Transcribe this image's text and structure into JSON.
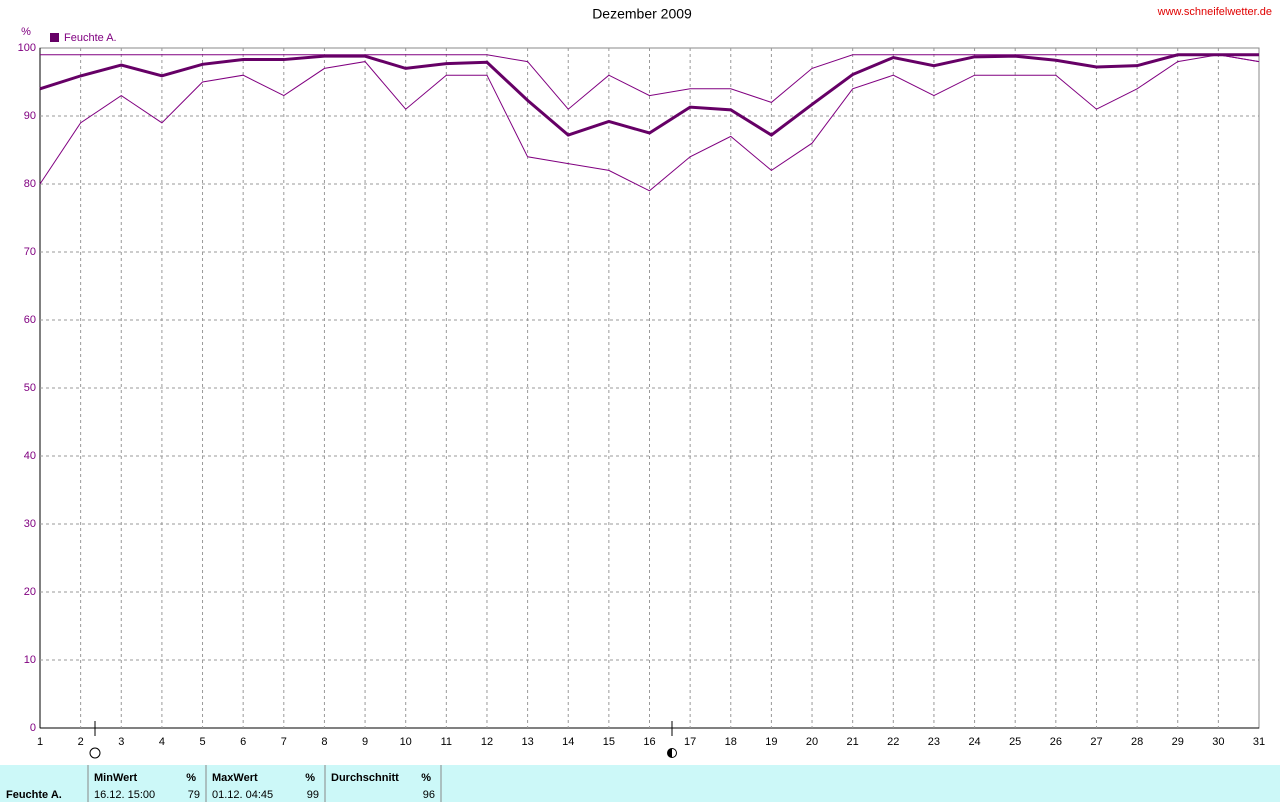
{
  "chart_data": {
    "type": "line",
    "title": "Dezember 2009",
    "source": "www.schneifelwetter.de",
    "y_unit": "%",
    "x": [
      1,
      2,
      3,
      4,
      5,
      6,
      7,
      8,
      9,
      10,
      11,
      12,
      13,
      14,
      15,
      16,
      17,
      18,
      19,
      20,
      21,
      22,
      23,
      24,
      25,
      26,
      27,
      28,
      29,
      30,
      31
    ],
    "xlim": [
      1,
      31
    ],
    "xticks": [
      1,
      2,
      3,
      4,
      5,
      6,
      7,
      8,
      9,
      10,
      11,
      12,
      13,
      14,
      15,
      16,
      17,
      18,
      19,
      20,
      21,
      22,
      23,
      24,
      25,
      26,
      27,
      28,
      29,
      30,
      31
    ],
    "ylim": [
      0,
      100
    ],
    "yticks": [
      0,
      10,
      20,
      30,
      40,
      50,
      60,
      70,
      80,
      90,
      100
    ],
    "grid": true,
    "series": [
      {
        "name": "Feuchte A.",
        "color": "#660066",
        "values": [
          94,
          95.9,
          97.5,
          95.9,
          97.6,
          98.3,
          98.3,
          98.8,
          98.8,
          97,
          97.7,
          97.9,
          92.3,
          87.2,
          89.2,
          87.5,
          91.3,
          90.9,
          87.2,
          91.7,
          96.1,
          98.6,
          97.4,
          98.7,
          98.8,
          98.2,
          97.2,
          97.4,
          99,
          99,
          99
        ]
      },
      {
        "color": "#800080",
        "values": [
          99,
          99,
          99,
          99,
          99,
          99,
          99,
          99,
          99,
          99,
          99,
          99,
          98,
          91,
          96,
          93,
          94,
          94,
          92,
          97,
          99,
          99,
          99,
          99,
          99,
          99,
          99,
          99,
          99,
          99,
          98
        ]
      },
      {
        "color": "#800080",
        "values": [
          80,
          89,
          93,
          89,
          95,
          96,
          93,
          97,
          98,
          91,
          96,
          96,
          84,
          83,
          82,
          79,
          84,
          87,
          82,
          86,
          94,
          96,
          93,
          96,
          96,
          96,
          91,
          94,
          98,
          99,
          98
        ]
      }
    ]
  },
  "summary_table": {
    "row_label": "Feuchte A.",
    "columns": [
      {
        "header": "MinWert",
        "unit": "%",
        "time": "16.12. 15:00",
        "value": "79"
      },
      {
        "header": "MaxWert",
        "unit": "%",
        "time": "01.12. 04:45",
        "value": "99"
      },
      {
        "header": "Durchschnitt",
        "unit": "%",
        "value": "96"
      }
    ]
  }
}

...

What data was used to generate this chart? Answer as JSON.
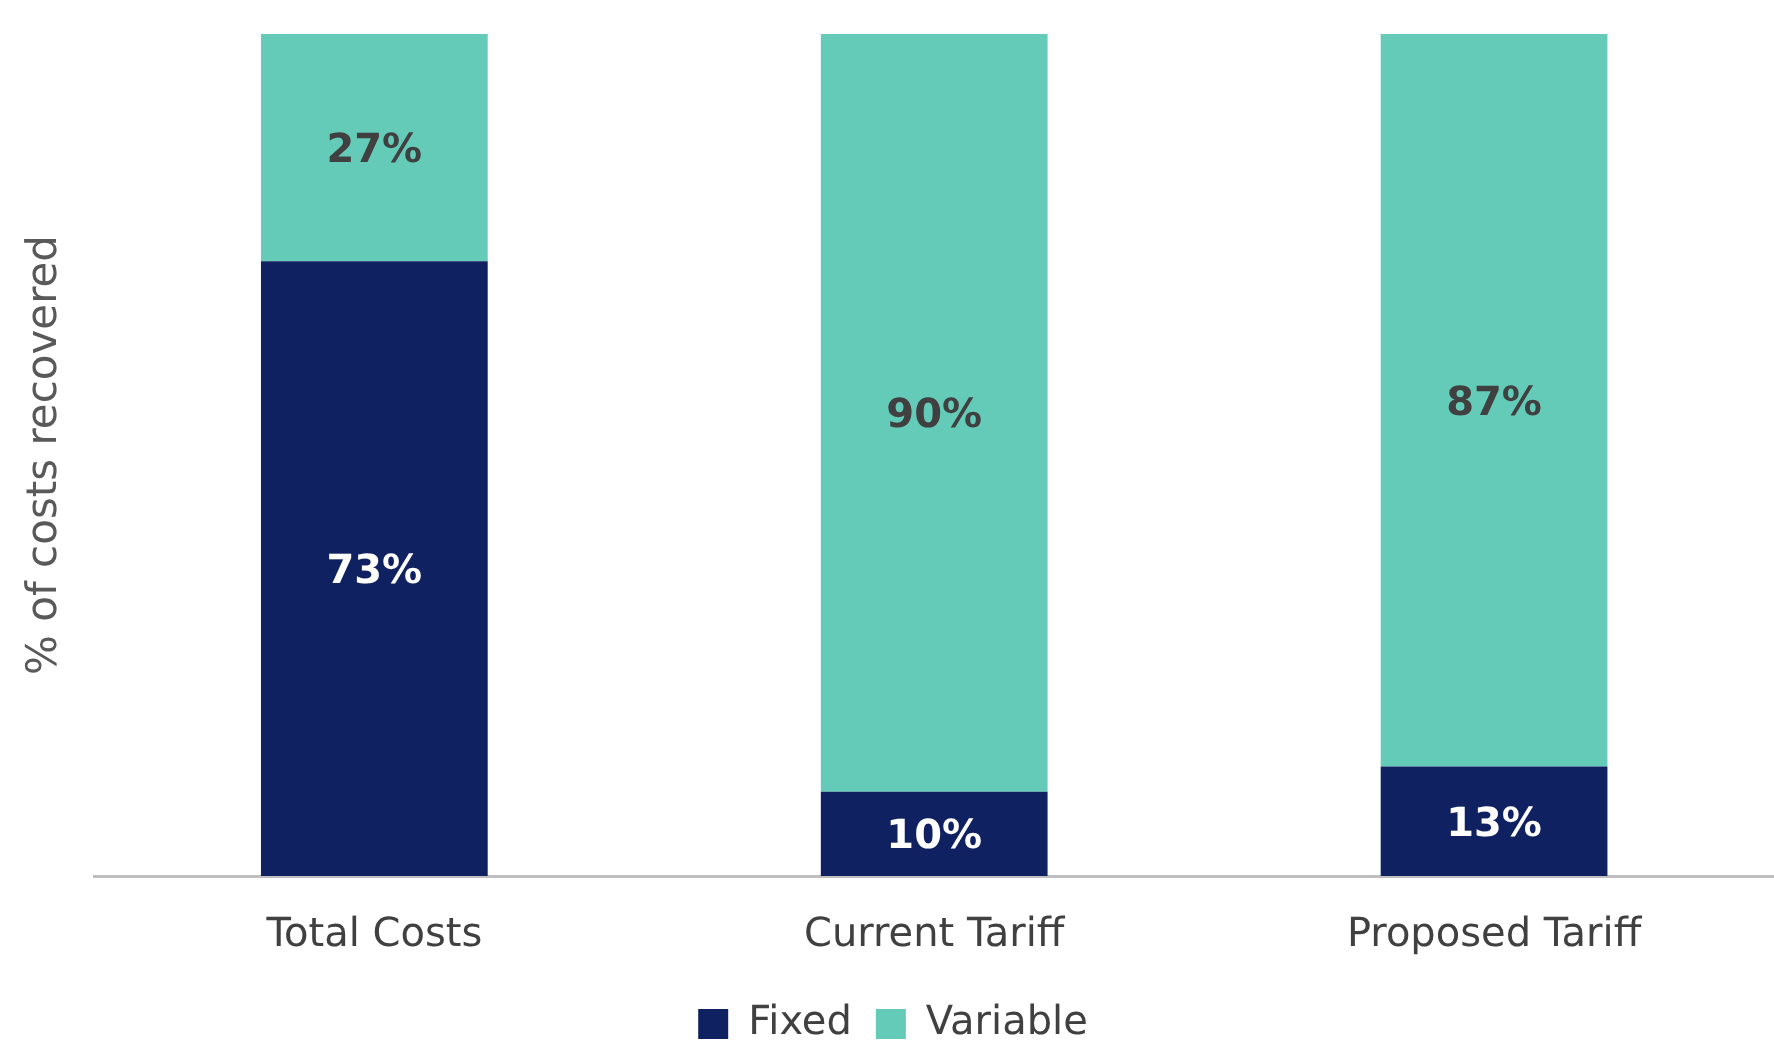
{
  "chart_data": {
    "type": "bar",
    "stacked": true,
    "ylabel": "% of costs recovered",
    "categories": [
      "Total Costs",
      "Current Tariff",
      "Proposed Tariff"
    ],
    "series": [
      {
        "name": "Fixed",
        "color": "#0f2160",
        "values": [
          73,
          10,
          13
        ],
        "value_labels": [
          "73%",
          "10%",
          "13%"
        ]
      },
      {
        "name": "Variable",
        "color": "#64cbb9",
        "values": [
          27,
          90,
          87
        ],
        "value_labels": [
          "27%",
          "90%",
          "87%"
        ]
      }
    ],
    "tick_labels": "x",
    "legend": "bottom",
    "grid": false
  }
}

* * *

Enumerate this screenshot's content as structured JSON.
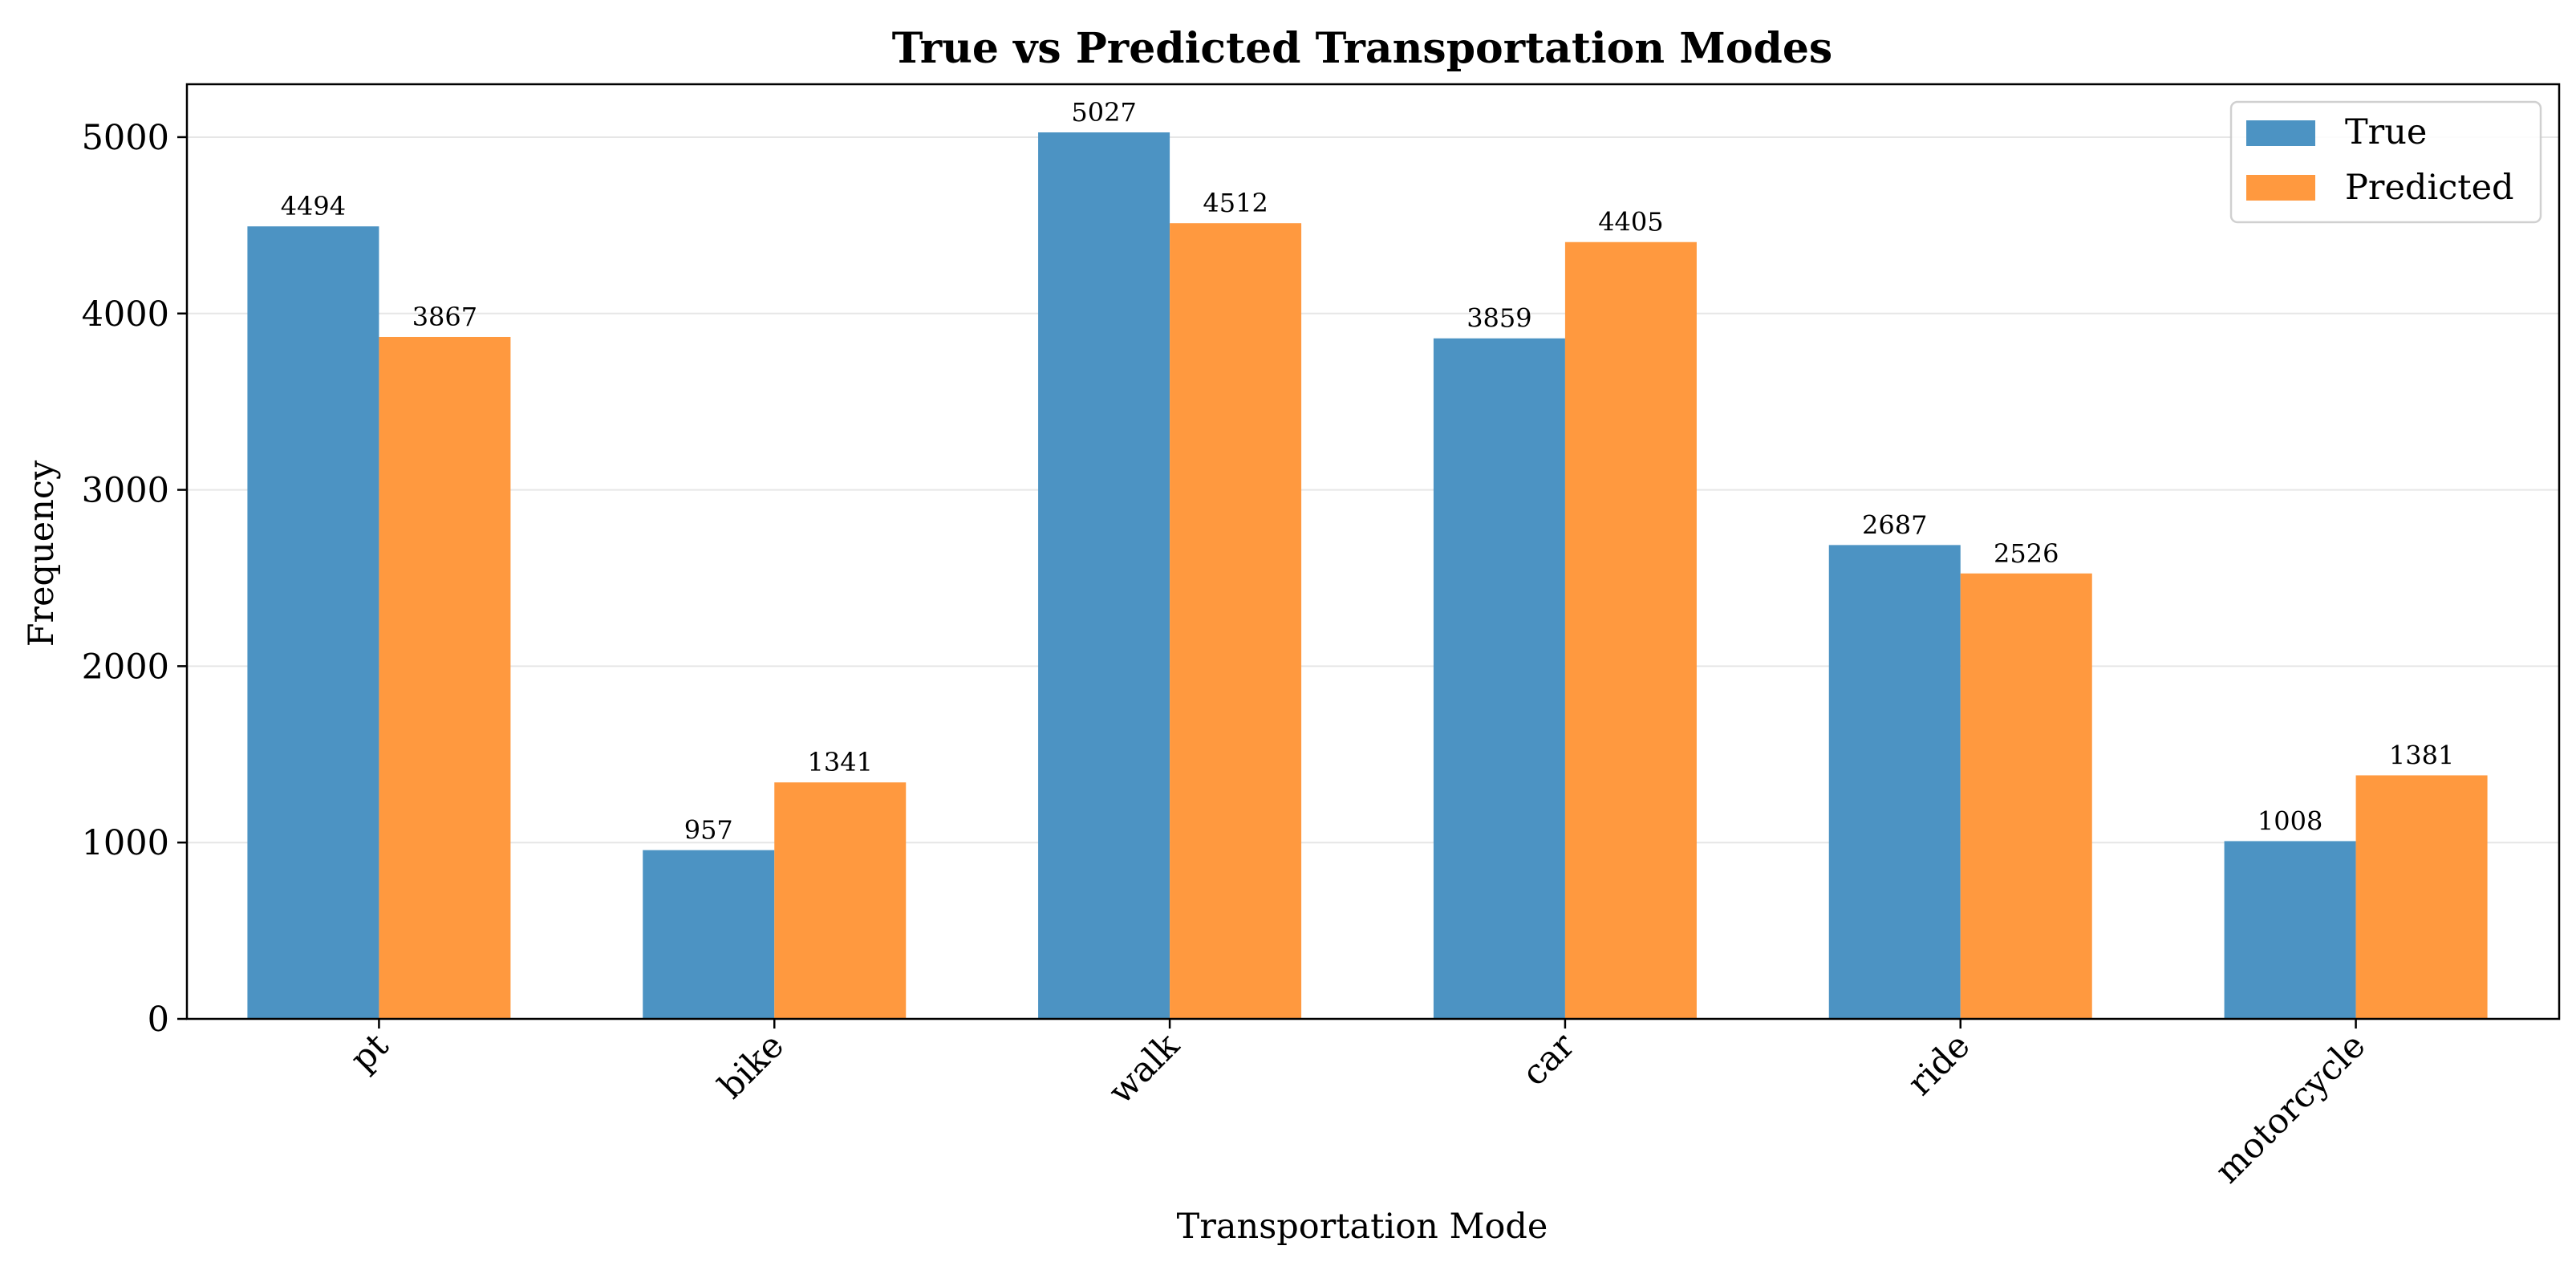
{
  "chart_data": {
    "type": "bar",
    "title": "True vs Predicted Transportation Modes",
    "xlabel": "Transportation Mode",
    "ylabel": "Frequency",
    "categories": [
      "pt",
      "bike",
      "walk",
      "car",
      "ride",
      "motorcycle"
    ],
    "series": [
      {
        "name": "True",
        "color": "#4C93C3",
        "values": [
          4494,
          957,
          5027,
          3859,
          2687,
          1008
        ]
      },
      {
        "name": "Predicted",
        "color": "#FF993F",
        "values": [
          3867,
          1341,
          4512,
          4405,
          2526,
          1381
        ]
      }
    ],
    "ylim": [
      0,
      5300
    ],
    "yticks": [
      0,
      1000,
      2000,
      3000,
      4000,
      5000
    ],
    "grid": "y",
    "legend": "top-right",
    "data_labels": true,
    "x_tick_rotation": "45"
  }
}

→ JOB:
Show each line holding the word "this".

→ THE SOLUTION:
Transcribe this image's text and structure into JSON.
What data was used to generate this chart? Answer as JSON.
Enumerate this screenshot's content as structured JSON.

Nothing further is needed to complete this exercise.